#### Available data:

-- begin --

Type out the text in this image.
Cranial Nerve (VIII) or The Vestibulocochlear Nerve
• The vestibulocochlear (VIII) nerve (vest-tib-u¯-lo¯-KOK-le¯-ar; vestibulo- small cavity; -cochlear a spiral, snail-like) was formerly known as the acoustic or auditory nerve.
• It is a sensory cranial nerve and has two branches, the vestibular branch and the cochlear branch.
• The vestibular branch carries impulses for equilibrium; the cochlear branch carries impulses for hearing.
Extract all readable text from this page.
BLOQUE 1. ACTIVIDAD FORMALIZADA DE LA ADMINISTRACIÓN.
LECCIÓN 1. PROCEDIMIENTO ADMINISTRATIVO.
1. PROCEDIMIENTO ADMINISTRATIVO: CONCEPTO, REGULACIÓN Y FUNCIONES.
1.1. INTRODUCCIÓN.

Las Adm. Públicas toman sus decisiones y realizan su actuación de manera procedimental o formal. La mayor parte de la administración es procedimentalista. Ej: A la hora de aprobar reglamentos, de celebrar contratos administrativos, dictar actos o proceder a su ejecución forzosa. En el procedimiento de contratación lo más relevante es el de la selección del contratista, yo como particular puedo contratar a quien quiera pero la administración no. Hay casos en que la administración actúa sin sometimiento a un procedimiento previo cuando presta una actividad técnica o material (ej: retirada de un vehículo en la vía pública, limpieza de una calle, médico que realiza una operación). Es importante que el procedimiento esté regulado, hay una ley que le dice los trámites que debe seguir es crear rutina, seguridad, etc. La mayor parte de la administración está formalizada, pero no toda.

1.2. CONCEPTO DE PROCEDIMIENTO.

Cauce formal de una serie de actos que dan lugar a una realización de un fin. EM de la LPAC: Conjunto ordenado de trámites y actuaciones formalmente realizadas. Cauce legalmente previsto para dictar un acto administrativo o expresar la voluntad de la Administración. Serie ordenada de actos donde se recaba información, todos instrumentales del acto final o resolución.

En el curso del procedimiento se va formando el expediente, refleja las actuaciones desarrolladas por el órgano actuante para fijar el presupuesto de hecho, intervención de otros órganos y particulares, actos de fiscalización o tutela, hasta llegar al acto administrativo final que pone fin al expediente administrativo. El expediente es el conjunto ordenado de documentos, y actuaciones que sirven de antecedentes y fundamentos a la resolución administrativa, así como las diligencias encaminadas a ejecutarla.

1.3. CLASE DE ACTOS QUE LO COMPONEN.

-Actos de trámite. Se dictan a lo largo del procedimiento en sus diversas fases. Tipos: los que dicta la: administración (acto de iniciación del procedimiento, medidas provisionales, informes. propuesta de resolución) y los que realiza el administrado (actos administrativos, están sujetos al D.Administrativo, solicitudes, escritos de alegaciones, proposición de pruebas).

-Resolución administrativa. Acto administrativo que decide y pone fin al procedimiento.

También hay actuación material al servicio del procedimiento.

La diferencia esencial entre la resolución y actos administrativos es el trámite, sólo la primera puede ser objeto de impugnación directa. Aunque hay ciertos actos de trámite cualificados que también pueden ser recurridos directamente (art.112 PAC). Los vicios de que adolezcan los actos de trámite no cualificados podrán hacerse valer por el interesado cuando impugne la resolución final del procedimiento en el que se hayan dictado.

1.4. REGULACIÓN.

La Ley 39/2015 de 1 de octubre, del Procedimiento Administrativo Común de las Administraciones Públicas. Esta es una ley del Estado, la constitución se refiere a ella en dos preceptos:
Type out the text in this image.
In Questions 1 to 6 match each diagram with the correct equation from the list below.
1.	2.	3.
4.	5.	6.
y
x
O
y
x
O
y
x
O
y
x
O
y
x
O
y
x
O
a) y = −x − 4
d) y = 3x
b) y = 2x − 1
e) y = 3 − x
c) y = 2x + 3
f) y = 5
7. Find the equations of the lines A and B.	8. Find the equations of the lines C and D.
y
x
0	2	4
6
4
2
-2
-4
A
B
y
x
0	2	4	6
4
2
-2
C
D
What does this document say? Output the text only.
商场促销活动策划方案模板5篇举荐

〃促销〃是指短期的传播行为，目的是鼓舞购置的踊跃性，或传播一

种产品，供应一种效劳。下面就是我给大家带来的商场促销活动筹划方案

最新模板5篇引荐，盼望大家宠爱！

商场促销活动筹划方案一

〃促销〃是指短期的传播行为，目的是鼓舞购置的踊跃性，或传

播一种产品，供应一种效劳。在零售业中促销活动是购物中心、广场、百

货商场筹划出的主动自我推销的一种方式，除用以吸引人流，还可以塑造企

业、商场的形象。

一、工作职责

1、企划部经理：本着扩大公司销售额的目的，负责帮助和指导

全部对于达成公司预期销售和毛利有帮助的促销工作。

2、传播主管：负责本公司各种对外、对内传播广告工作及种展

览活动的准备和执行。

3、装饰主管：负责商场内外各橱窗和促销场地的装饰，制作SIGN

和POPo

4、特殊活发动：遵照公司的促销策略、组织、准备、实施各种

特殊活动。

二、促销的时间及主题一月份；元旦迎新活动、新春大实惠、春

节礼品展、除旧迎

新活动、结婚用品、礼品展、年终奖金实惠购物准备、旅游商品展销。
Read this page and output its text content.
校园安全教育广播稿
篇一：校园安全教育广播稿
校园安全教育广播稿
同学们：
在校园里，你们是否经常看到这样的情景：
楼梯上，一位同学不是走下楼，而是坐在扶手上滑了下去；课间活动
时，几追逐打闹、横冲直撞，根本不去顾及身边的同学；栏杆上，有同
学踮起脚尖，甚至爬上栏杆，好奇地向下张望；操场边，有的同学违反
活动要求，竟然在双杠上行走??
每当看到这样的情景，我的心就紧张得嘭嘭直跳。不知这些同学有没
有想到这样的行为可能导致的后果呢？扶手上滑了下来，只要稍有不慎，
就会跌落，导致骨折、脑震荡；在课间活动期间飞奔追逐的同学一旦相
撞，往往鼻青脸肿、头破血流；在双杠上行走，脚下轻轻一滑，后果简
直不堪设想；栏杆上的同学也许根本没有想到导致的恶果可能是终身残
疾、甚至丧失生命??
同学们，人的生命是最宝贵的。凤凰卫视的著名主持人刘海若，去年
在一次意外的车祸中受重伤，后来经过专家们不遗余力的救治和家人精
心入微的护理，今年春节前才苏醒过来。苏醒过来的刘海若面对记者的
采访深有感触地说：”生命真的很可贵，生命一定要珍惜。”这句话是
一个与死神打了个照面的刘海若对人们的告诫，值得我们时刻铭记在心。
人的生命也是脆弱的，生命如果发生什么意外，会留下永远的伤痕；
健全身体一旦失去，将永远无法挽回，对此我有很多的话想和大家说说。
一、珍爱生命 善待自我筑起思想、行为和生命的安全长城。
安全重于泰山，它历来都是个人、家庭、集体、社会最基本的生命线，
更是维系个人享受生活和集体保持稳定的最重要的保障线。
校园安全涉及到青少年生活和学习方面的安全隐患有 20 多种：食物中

-- end --

#### Aim:
Repeat the material above exactly.

#### Exercise solution:
Type out the text in this image.
Cranial Nerve (VIII) or The Vestibulocochlear Nerve
• The vestibulocochlear (VIII) nerve (vest-tib-u¯-lo¯-KOK-le¯-ar; vestibulo- small cavity; -cochlear a spiral, snail-like) was formerly known as the acoustic or auditory nerve.
• It is a sensory cranial nerve and has two branches, the vestibular branch and the cochlear branch.
• The vestibular branch carries impulses for equilibrium; the cochlear branch carries impulses for hearing.
Extract all readable text from this page.
BLOQUE 1. ACTIVIDAD FORMALIZADA DE LA ADMINISTRACIÓN.
LECCIÓN 1. PROCEDIMIENTO ADMINISTRATIVO.
1. PROCEDIMIENTO ADMINISTRATIVO: CONCEPTO, REGULACIÓN Y FUNCIONES.
1.1. INTRODUCCIÓN.

Las Adm. Públicas toman sus decisiones y realizan su actuación de manera procedimental o formal. La mayor parte de la administración es procedimentalista. Ej: A la hora de aprobar reglamentos, de celebrar contratos administrativos, dictar actos o proceder a su ejecución forzosa. En el procedimiento de contratación lo más relevante es el de la selección del contratista, yo como particular puedo contratar a quien quiera pero la administración no. Hay casos en que la administración actúa sin sometimiento a un procedimiento previo cuando presta una actividad técnica o material (ej: retirada de un vehículo en la vía pública, limpieza de una calle, médico que realiza una operación). Es importante que el procedimiento esté regulado, hay una ley que le dice los trámites que debe seguir es crear rutina, seguridad, etc. La mayor parte de la administración está formalizada, pero no toda.

1.2. CONCEPTO DE PROCEDIMIENTO.

Cauce formal de una serie de actos que dan lugar a una realización de un fin. EM de la LPAC: Conjunto ordenado de trámites y actuaciones formalmente realizadas. Cauce legalmente previsto para dictar un acto administrativo o expresar la voluntad de la Administración. Serie ordenada de actos donde se recaba información, todos instrumentales del acto final o resolución.

En el curso del procedimiento se va formando el expediente, refleja las actuaciones desarrolladas por el órgano actuante para fijar el presupuesto de hecho, intervención de otros órganos y particulares, actos de fiscalización o tutela, hasta llegar al acto administrativo final que pone fin al expediente administrativo. El expediente es el conjunto ordenado de documentos, y actuaciones que sirven de antecedentes y fundamentos a la resolución administrativa, así como las diligencias encaminadas a ejecutarla.

1.3. CLASE DE ACTOS QUE LO COMPONEN.

-Actos de trámite. Se dictan a lo largo del procedimiento en sus diversas fases. Tipos: los que dicta la: administración (acto de iniciación del procedimiento, medidas provisionales, informes. propuesta de resolución) y los que realiza el administrado (actos administrativos, están sujetos al D.Administrativo, solicitudes, escritos de alegaciones, proposición de pruebas).

-Resolución administrativa. Acto administrativo que decide y pone fin al procedimiento.

También hay actuación material al servicio del procedimiento.

La diferencia esencial entre la resolución y actos administrativos es el trámite, sólo la primera puede ser objeto de impugnación directa. Aunque hay ciertos actos de trámite cualificados que también pueden ser recurridos directamente (art.112 PAC). Los vicios de que adolezcan los actos de trámite no cualificados podrán hacerse valer por el interesado cuando impugne la resolución final del procedimiento en el que se hayan dictado.

1.4. REGULACIÓN.

La Ley 39/2015 de 1 de octubre, del Procedimiento Administrativo Común de las Administraciones Públicas. Esta es una ley del Estado, la constitución se refiere a ella en dos preceptos:
Type out the text in this image.
In Questions 1 to 6 match each diagram with the correct equation from the list below.
1.	2.	3.
4.	5.	6.
y
x
O
y
x
O
y
x
O
y
x
O
y
x
O
y
x
O
a) y = −x − 4
d) y = 3x
b) y = 2x − 1
e) y = 3 − x
c) y = 2x + 3
f) y = 5
7. Find the equations of the lines A and B.	8. Find the equations of the lines C and D.
y
x
0	2	4
6
4
2
-2
-4
A
B
y
x
0	2	4	6
4
2
-2
C
D
What does this document say? Output the text only.
商场促销活动策划方案模板5篇举荐

〃促销〃是指短期的传播行为，目的是鼓舞购置的踊跃性，或传播一

种产品，供应一种效劳。下面就是我给大家带来的商场促销活动筹划方案

最新模板5篇引荐，盼望大家宠爱！

商场促销活动筹划方案一

〃促销〃是指短期的传播行为，目的是鼓舞购置的踊跃性，或传

播一种产品，供应一种效劳。在零售业中促销活动是购物中心、广场、百

货商场筹划出的主动自我推销的一种方式，除用以吸引人流，还可以塑造企

业、商场的形象。

一、工作职责

1、企划部经理：本着扩大公司销售额的目的，负责帮助和指导

全部对于达成公司预期销售和毛利有帮助的促销工作。

2、传播主管：负责本公司各种对外、对内传播广告工作及种展

览活动的准备和执行。

3、装饰主管：负责商场内外各橱窗和促销场地的装饰，制作SIGN

和POPo

4、特殊活发动：遵照公司的促销策略、组织、准备、实施各种

特殊活动。

二、促销的时间及主题一月份；元旦迎新活动、新春大实惠、春

节礼品展、除旧迎

新活动、结婚用品、礼品展、年终奖金实惠购物准备、旅游商品展销。
Read this page and output its text content.
校园安全教育广播稿
篇一：校园安全教育广播稿
校园安全教育广播稿
同学们：
在校园里，你们是否经常看到这样的情景：
楼梯上，一位同学不是走下楼，而是坐在扶手上滑了下去；课间活动
时，几追逐打闹、横冲直撞，根本不去顾及身边的同学；栏杆上，有同
学踮起脚尖，甚至爬上栏杆，好奇地向下张望；操场边，有的同学违反
活动要求，竟然在双杠上行走??
每当看到这样的情景，我的心就紧张得嘭嘭直跳。不知这些同学有没
有想到这样的行为可能导致的后果呢？扶手上滑了下来，只要稍有不慎，
就会跌落，导致骨折、脑震荡；在课间活动期间飞奔追逐的同学一旦相
撞，往往鼻青脸肿、头破血流；在双杠上行走，脚下轻轻一滑，后果简
直不堪设想；栏杆上的同学也许根本没有想到导致的恶果可能是终身残
疾、甚至丧失生命??
同学们，人的生命是最宝贵的。凤凰卫视的著名主持人刘海若，去年
在一次意外的车祸中受重伤，后来经过专家们不遗余力的救治和家人精
心入微的护理，今年春节前才苏醒过来。苏醒过来的刘海若面对记者的
采访深有感触地说：”生命真的很可贵，生命一定要珍惜。”这句话是
一个与死神打了个照面的刘海若对人们的告诫，值得我们时刻铭记在心。
人的生命也是脆弱的，生命如果发生什么意外，会留下永远的伤痕；
健全身体一旦失去，将永远无法挽回，对此我有很多的话想和大家说说。
一、珍爱生命 善待自我筑起思想、行为和生命的安全长城。
安全重于泰山，它历来都是个人、家庭、集体、社会最基本的生命线，
更是维系个人享受生活和集体保持稳定的最重要的保障线。
校园安全涉及到青少年生活和学习方面的安全隐患有 20 多种：食物中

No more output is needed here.